*Aim of the task*
Take every line from the listing below that contains "ревизионную".

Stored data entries

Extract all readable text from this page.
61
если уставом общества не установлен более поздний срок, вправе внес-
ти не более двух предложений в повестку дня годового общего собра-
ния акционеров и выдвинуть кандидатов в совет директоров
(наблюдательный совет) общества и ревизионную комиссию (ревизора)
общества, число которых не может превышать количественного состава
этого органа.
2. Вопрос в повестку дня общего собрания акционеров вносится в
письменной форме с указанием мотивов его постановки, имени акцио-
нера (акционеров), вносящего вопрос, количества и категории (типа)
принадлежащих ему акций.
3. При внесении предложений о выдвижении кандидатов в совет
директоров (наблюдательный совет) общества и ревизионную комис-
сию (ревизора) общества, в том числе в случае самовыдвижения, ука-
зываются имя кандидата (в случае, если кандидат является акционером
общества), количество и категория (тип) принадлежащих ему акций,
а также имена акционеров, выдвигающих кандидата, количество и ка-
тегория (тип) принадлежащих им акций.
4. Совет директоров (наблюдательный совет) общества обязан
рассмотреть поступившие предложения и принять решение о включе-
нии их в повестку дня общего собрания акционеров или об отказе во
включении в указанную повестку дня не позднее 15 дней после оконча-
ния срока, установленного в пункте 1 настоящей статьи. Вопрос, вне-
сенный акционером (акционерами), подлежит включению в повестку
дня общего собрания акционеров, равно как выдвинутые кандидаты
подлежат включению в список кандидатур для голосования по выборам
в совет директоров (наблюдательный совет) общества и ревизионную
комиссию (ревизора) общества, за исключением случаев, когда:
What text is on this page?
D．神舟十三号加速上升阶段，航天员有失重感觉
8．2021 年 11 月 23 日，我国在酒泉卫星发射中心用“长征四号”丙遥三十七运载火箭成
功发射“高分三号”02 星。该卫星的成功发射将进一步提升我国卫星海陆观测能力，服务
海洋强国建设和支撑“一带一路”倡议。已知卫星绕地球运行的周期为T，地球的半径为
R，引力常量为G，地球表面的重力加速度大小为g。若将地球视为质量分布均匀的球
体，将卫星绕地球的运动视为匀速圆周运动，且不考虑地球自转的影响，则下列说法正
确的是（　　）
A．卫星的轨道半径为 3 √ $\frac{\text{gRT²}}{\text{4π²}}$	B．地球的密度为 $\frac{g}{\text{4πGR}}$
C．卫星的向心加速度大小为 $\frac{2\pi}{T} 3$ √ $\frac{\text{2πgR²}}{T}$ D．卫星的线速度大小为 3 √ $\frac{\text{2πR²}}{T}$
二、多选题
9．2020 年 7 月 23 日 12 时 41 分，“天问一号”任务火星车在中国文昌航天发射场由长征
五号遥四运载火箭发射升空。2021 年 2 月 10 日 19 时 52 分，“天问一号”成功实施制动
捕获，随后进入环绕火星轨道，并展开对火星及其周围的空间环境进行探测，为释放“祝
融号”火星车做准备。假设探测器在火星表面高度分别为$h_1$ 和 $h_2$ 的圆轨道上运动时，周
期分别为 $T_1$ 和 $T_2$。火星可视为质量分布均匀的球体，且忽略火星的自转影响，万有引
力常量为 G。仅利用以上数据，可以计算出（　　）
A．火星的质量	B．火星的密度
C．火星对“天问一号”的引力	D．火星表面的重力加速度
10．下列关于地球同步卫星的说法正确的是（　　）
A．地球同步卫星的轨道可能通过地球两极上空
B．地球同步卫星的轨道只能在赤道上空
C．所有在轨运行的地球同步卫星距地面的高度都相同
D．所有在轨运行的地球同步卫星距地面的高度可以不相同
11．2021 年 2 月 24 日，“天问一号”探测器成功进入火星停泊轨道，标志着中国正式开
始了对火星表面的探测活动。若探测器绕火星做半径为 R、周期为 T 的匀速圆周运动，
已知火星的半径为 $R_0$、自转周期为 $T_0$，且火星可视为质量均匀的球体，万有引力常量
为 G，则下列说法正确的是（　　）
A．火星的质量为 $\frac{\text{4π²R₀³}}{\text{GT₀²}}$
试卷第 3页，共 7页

*Problem solution*
(наблюдательный совет) общества и ревизионную комиссию (ревизора)
директоров (наблюдательный совет) общества и ревизионную комис-
в совет директоров (наблюдательный совет) общества и ревизионную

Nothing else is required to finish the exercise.